Problem to solve: Find each line with the string "structured" and copy it.

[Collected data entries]
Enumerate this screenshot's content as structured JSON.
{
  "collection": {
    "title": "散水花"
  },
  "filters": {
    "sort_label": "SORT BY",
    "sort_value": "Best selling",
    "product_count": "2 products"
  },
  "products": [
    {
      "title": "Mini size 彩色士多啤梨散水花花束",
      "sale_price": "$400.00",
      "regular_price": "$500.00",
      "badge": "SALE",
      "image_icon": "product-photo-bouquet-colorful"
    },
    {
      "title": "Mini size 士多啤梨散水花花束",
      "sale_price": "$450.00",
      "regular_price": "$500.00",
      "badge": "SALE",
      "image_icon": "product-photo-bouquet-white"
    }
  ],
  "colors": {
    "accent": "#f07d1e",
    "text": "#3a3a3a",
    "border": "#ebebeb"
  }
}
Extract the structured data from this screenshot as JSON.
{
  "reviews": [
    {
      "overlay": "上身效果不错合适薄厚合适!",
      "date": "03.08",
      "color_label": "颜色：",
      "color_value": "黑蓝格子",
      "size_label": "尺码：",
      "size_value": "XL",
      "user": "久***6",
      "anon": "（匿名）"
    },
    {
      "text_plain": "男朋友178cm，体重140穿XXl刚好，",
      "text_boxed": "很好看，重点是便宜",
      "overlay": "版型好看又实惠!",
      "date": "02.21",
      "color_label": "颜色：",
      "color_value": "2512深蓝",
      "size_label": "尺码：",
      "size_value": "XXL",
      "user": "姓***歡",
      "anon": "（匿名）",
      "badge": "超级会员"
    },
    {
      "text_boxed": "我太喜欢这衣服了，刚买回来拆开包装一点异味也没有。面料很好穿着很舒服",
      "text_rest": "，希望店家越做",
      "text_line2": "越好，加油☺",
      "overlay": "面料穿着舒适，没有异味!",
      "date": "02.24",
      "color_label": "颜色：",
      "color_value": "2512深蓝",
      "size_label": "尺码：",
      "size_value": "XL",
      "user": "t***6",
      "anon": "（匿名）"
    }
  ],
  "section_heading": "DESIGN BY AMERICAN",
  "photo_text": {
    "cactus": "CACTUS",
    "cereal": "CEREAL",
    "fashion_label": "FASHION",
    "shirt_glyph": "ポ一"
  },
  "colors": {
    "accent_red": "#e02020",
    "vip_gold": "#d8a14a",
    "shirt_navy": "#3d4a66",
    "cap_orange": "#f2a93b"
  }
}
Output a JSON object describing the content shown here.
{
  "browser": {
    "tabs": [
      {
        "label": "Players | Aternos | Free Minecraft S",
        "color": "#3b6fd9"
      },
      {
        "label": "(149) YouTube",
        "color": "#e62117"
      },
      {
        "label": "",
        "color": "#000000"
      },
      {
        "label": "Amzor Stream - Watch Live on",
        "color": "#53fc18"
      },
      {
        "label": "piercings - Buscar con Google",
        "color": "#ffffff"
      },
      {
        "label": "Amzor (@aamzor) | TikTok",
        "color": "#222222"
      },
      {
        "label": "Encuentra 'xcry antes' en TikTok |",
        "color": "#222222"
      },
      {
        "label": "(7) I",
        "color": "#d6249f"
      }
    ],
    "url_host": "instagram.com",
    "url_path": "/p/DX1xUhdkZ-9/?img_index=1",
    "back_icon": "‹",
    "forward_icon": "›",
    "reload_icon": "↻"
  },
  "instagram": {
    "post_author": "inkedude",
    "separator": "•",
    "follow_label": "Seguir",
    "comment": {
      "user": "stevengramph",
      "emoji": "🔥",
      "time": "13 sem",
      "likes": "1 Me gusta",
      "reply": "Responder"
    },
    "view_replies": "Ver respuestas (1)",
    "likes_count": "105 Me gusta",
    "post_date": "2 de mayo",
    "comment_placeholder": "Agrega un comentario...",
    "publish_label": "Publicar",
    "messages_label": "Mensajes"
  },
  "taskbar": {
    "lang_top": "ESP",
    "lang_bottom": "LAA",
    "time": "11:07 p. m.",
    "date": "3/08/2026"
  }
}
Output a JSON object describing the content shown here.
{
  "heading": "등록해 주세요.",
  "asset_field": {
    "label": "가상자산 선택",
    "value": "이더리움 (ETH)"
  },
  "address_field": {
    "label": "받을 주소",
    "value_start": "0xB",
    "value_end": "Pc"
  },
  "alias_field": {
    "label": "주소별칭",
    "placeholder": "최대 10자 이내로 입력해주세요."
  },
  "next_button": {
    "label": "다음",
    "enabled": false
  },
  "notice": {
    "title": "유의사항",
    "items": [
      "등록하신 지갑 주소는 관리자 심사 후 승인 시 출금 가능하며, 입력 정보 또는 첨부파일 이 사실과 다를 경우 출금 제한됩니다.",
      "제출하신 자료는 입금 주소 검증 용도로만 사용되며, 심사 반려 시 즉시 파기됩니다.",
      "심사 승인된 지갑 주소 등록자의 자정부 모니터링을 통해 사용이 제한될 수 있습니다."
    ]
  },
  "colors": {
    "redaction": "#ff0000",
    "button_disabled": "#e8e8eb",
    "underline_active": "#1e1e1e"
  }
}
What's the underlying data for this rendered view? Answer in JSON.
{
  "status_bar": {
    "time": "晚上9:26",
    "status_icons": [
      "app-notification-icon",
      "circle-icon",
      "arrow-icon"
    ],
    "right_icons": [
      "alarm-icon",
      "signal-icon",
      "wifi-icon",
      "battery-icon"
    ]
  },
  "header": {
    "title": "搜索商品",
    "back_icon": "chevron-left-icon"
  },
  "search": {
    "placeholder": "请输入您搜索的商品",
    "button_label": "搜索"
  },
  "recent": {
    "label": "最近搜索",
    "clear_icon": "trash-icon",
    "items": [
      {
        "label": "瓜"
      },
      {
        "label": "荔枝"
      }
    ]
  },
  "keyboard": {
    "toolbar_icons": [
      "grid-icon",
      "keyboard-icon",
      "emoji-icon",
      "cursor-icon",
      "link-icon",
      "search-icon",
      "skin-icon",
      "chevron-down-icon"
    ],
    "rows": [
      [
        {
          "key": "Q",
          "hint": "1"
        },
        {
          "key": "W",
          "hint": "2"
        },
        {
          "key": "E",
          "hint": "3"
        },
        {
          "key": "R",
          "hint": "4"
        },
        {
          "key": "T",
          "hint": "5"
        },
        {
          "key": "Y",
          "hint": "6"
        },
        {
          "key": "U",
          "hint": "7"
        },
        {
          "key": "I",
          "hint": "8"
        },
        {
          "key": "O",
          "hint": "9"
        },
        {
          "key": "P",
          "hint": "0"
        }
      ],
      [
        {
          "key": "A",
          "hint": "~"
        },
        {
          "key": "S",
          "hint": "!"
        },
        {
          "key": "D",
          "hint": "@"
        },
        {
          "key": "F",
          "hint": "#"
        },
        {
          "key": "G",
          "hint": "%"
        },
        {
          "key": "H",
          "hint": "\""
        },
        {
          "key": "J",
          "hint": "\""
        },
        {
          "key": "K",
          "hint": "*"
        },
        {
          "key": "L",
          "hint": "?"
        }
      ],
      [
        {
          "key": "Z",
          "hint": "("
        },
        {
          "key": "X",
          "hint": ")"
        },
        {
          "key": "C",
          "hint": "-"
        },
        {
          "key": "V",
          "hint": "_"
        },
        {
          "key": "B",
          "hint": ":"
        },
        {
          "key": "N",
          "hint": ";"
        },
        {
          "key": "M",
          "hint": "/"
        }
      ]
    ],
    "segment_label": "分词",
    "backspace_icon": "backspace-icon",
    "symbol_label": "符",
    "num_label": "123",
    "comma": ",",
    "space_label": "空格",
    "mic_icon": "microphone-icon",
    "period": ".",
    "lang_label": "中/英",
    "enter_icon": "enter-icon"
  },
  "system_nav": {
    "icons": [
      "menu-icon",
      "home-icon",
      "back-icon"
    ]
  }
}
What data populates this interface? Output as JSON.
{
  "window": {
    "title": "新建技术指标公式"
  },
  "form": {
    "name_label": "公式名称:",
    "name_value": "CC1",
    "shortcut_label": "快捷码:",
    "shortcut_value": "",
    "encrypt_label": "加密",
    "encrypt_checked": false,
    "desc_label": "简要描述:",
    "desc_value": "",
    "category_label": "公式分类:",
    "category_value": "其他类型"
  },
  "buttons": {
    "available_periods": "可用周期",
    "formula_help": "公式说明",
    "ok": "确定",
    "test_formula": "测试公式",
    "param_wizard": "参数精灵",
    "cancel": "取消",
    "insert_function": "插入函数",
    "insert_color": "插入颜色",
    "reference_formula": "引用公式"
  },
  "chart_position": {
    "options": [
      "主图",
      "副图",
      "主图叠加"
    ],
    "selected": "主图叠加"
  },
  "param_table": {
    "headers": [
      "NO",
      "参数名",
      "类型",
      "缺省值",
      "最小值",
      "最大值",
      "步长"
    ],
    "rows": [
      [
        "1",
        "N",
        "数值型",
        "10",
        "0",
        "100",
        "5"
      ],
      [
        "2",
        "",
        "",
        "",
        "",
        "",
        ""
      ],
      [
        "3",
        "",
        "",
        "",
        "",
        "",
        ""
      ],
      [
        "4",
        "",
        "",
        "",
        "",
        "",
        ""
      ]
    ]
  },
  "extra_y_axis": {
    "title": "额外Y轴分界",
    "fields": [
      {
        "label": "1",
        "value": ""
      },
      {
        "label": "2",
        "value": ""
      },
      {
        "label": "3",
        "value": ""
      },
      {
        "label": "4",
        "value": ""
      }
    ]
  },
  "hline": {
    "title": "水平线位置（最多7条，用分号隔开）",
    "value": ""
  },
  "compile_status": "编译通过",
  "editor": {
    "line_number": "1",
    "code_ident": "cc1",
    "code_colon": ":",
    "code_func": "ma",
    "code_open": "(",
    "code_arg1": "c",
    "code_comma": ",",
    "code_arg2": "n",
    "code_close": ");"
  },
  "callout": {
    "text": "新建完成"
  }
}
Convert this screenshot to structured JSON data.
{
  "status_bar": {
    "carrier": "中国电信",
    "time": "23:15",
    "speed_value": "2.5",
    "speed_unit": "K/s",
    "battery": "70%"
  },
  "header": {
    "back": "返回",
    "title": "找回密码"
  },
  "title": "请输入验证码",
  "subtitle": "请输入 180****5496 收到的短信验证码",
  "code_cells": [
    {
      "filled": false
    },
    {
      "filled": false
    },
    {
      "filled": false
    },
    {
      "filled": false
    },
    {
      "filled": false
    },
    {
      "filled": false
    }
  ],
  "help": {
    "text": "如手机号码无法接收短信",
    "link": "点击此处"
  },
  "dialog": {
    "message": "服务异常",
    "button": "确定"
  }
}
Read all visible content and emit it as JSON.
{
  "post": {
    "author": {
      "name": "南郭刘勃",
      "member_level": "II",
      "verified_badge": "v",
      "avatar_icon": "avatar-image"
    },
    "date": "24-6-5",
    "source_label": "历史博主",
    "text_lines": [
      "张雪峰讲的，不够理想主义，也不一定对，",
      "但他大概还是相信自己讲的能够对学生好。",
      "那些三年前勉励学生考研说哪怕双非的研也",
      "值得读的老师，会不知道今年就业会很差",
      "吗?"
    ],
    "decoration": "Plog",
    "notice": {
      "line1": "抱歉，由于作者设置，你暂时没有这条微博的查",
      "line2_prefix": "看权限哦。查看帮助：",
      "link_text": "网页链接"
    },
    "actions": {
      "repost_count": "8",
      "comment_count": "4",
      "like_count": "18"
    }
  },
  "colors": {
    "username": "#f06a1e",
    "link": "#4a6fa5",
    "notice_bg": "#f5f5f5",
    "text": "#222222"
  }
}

Result:
Enumerate this screenshot's content as structured JSON.
Extract the structured data from this screenshot as JSON.
Convert this screenshot to structured JSON data.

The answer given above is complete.